(Dataset listings of figures)

____________________

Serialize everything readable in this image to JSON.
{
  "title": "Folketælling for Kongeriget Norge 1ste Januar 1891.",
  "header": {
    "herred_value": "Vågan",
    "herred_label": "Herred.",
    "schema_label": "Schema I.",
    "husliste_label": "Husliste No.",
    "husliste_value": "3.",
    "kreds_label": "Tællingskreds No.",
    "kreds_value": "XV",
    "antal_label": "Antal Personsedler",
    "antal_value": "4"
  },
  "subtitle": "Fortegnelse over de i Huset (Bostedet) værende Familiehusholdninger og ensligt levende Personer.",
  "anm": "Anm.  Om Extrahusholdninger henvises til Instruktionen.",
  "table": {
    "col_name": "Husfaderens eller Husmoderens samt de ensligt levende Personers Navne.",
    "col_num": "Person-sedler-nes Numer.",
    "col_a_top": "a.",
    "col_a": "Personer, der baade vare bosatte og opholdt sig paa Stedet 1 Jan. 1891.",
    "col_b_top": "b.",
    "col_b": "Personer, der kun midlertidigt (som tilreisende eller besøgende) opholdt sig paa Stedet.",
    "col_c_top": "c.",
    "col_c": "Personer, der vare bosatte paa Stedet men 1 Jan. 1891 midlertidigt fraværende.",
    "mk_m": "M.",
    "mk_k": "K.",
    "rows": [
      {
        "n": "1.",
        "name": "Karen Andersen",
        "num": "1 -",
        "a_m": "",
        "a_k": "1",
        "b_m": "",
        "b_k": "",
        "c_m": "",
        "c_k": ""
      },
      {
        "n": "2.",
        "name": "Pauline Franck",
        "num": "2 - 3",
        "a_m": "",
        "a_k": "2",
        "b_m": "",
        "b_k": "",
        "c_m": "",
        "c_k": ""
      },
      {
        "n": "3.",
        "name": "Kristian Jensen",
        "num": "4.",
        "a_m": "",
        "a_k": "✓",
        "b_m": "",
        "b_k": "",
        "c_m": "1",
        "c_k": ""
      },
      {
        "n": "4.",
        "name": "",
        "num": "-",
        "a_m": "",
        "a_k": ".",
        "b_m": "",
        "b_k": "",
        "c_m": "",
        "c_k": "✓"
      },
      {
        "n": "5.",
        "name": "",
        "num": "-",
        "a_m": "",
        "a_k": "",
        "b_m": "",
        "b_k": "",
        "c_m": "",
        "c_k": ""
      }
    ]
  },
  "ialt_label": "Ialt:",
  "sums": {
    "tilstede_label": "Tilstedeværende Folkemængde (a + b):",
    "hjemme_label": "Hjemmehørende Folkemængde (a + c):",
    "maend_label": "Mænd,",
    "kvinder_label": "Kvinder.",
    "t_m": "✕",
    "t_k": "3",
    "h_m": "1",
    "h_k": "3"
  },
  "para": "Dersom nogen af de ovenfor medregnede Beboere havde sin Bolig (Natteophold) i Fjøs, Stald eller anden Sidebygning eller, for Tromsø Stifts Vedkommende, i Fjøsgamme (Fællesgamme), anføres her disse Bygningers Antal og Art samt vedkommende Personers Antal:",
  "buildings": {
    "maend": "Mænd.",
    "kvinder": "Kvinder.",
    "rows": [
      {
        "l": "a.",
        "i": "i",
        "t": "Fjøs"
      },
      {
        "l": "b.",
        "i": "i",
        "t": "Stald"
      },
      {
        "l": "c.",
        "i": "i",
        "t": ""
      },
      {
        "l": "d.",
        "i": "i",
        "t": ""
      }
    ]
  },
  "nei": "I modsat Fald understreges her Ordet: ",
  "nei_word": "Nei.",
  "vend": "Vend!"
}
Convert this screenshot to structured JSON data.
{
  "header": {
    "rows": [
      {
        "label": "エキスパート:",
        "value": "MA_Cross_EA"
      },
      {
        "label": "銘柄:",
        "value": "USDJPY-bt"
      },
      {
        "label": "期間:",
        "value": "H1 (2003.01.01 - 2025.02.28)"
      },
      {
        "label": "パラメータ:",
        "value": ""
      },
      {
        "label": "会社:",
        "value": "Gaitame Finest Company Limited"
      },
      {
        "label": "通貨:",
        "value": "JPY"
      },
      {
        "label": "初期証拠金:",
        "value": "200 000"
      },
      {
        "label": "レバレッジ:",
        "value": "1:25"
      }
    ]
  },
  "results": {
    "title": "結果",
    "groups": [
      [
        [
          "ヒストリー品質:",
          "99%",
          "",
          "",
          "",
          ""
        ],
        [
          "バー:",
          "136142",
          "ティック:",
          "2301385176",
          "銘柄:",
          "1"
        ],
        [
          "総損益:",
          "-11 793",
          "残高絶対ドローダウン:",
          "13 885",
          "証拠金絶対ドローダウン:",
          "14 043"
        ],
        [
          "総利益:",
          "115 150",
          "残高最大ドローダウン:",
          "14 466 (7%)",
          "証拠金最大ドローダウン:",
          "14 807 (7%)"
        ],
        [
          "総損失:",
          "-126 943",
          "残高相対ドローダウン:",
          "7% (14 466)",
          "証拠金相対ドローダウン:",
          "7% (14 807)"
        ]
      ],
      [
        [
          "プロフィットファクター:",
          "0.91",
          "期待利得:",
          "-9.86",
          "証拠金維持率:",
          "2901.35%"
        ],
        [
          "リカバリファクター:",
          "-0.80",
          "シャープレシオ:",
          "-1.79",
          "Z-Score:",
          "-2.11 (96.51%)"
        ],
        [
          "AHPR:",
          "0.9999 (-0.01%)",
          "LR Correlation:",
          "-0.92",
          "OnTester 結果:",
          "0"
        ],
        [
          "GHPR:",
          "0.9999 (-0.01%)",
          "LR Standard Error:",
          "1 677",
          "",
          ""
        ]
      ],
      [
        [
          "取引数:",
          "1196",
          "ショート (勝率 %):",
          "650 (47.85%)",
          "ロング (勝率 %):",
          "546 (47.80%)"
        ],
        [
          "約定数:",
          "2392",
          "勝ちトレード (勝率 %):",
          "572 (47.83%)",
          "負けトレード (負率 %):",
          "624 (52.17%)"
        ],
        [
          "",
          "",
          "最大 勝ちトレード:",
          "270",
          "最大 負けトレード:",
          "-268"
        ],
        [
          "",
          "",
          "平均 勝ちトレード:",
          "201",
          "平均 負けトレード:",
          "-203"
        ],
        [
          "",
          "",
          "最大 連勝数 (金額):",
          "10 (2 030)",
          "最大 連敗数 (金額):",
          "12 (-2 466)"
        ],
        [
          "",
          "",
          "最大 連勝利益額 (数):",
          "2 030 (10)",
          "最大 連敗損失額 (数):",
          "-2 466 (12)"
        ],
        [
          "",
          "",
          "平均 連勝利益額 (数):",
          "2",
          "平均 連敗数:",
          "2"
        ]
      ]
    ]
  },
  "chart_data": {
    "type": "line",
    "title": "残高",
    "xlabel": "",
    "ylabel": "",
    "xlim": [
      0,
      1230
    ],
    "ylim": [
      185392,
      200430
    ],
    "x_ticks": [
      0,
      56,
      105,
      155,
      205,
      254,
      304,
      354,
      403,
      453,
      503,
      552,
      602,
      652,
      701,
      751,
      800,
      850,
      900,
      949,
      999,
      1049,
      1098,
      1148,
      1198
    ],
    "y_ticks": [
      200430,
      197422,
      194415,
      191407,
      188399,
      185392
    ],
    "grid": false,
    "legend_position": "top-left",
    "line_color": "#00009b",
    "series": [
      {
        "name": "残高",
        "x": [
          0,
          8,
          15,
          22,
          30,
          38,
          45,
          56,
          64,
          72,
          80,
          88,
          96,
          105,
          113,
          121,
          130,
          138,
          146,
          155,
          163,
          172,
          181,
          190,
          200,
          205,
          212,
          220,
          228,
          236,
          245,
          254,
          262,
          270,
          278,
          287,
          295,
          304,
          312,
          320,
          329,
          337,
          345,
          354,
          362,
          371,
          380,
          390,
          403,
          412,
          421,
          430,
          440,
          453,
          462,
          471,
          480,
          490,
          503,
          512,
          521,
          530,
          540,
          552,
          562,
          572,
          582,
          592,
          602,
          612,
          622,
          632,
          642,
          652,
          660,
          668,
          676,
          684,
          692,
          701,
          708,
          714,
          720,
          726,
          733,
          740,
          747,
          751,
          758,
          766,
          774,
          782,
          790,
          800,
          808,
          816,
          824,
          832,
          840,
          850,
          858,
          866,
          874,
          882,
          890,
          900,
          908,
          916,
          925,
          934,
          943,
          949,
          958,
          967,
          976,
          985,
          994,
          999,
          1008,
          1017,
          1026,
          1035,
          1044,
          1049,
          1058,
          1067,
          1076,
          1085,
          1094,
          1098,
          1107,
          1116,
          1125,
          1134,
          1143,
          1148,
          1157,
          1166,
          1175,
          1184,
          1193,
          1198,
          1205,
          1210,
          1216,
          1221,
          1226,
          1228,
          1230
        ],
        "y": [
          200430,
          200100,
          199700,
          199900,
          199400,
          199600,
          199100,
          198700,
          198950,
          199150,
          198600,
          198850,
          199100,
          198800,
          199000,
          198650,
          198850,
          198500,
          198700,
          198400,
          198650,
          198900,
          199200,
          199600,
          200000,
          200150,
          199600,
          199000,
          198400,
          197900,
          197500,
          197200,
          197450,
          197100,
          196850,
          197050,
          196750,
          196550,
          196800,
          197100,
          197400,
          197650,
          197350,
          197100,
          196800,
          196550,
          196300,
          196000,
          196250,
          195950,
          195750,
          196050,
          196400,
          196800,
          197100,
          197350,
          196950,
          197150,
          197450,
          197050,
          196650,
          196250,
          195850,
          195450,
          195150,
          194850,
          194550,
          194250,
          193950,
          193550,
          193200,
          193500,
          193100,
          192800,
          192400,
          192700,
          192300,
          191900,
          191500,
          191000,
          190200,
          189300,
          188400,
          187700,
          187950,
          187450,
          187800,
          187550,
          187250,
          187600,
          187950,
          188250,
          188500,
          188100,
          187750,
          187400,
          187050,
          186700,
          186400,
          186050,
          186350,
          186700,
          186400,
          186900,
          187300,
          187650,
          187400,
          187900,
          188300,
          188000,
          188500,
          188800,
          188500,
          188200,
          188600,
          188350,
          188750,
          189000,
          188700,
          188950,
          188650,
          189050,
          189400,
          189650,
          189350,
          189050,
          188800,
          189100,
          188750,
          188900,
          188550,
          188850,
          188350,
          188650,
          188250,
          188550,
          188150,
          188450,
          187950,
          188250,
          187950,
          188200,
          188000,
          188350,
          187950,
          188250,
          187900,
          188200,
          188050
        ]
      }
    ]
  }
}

____________________

DIRECTION >> Read the data above and pull out each line that holds the string "this".

FINISHED TASK >>
Serialize everything readable in this image to JSON.
Convert this screenshot to structured JSON data.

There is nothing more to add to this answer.